• Exercise: Repeat the listing in full, exactly as it stands.

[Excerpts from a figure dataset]
»»

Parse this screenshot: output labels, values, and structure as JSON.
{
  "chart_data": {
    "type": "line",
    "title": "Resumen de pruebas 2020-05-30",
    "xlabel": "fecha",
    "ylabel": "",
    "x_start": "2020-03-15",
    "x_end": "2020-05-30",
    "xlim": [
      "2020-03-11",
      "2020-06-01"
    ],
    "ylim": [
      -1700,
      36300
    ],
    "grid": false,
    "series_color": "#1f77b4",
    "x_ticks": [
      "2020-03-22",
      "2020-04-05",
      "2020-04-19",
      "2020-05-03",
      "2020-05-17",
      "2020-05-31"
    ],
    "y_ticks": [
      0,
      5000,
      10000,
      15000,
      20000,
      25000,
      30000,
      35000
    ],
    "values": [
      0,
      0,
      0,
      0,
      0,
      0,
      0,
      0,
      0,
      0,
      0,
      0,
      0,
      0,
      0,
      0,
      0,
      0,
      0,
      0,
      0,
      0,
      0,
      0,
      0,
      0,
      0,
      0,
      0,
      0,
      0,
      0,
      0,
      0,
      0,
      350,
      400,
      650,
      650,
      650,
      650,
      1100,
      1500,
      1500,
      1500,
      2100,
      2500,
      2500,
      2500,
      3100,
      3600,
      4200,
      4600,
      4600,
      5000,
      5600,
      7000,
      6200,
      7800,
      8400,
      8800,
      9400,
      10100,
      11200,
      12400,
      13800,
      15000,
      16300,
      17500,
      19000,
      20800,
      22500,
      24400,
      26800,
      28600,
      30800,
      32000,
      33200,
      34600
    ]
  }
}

««

• Output below:
Parse this screenshot: output labels, values, and structure as JSON.
{
  "chart_data": {
    "type": "line",
    "title": "Resumen de pruebas 2020-05-30",
    "xlabel": "fecha",
    "ylabel": "",
    "x_start": "2020-03-15",
    "x_end": "2020-05-30",
    "xlim": [
      "2020-03-11",
      "2020-06-01"
    ],
    "ylim": [
      -1700,
      36300
    ],
    "grid": false,
    "series_color": "#1f77b4",
    "x_ticks": [
      "2020-03-22",
      "2020-04-05",
      "2020-04-19",
      "2020-05-03",
      "2020-05-17",
      "2020-05-31"
    ],
    "y_ticks": [
      0,
      5000,
      10000,
      15000,
      20000,
      25000,
      30000,
      35000
    ],
    "values": [
      0,
      0,
      0,
      0,
      0,
      0,
      0,
      0,
      0,
      0,
      0,
      0,
      0,
      0,
      0,
      0,
      0,
      0,
      0,
      0,
      0,
      0,
      0,
      0,
      0,
      0,
      0,
      0,
      0,
      0,
      0,
      0,
      0,
      0,
      0,
      350,
      400,
      650,
      650,
      650,
      650,
      1100,
      1500,
      1500,
      1500,
      2100,
      2500,
      2500,
      2500,
      3100,
      3600,
      4200,
      4600,
      4600,
      5000,
      5600,
      7000,
      6200,
      7800,
      8400,
      8800,
      9400,
      10100,
      11200,
      12400,
      13800,
      15000,
      16300,
      17500,
      19000,
      20800,
      22500,
      24400,
      26800,
      28600,
      30800,
      32000,
      33200,
      34600
    ]
  }
}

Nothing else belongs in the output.